What needs to be done
Each line below should be reproduced without any alteration.

====

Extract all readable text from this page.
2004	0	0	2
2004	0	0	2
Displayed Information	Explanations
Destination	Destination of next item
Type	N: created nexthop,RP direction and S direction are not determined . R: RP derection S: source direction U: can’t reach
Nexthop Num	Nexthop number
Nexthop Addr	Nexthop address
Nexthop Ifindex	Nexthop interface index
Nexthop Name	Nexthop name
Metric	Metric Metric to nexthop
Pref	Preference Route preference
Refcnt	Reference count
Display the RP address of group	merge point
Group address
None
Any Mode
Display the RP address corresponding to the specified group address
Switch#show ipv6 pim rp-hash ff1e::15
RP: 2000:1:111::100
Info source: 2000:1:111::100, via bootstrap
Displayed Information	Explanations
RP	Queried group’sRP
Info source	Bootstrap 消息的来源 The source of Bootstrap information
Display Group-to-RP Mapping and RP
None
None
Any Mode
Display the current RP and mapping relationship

====

Complete output
Extract all readable text from this page.
2004	0	0	2
2004	0	0	2
Displayed Information	Explanations
Destination	Destination of next item
Type	N: created nexthop,RP direction and S direction are not determined . R: RP derection S: source direction U: can’t reach
Nexthop Num	Nexthop number
Nexthop Addr	Nexthop address
Nexthop Ifindex	Nexthop interface index
Nexthop Name	Nexthop name
Metric	Metric Metric to nexthop
Pref	Preference Route preference
Refcnt	Reference count
Display the RP address of group	merge point
Group address
None
Any Mode
Display the RP address corresponding to the specified group address
Switch#show ipv6 pim rp-hash ff1e::15
RP: 2000:1:111::100
Info source: 2000:1:111::100, via bootstrap
Displayed Information	Explanations
RP	Queried group’sRP
Info source	Bootstrap 消息的来源 The source of Bootstrap information
Display Group-to-RP Mapping and RP
None
None
Any Mode
Display the current RP and mapping relationship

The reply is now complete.